Examine the material below. Gather every line in which the string "Research" appears.

══ Supplied data ══

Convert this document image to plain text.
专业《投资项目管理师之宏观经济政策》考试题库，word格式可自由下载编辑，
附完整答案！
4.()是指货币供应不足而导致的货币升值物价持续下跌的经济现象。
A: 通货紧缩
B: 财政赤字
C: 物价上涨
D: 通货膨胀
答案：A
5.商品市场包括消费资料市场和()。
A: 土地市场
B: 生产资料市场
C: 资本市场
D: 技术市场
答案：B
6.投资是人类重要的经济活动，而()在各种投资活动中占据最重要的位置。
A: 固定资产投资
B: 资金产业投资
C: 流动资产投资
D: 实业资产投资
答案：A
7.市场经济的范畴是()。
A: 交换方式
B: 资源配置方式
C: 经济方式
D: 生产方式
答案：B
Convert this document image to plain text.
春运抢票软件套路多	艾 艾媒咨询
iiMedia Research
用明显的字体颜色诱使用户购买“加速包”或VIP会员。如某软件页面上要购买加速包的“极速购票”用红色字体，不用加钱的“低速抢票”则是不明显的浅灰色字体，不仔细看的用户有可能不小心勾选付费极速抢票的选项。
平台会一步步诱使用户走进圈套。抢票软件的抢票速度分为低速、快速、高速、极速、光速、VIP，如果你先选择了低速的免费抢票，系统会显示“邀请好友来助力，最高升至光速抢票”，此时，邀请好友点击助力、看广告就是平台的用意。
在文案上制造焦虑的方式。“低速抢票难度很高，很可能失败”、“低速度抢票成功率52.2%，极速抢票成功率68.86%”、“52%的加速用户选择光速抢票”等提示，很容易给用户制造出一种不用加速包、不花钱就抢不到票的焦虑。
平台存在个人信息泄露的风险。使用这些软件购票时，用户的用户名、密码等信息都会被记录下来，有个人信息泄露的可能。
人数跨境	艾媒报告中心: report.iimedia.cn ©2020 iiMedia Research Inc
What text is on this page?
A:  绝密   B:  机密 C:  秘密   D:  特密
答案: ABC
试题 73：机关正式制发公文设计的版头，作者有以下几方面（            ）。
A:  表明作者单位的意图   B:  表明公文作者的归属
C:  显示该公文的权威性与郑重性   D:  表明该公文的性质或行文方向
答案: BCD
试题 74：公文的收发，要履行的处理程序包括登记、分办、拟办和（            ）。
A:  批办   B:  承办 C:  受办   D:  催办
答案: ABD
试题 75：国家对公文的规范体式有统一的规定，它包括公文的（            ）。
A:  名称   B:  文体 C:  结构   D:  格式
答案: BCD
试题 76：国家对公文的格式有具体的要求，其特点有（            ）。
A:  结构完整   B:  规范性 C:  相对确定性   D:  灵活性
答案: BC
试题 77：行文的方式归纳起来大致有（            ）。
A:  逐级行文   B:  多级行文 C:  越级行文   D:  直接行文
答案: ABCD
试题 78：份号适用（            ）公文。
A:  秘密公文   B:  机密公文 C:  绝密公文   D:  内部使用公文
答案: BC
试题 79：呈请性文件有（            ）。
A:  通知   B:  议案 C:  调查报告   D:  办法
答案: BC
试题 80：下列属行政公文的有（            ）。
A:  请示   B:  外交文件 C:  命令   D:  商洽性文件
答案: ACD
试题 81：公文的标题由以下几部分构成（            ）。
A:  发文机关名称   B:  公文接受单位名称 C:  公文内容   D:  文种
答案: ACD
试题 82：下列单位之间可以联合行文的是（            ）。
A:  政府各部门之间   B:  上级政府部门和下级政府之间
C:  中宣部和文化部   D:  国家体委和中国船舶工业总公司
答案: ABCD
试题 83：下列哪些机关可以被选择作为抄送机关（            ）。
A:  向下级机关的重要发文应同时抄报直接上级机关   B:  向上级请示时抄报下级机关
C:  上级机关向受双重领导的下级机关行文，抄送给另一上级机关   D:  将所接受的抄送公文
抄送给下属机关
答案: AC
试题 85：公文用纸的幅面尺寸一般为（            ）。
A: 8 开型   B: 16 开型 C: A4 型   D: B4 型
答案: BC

═══

| The output |
iiMedia Research
人数跨境	艾媒报告中心: report.iimedia.cn ©2020 iiMedia Research Inc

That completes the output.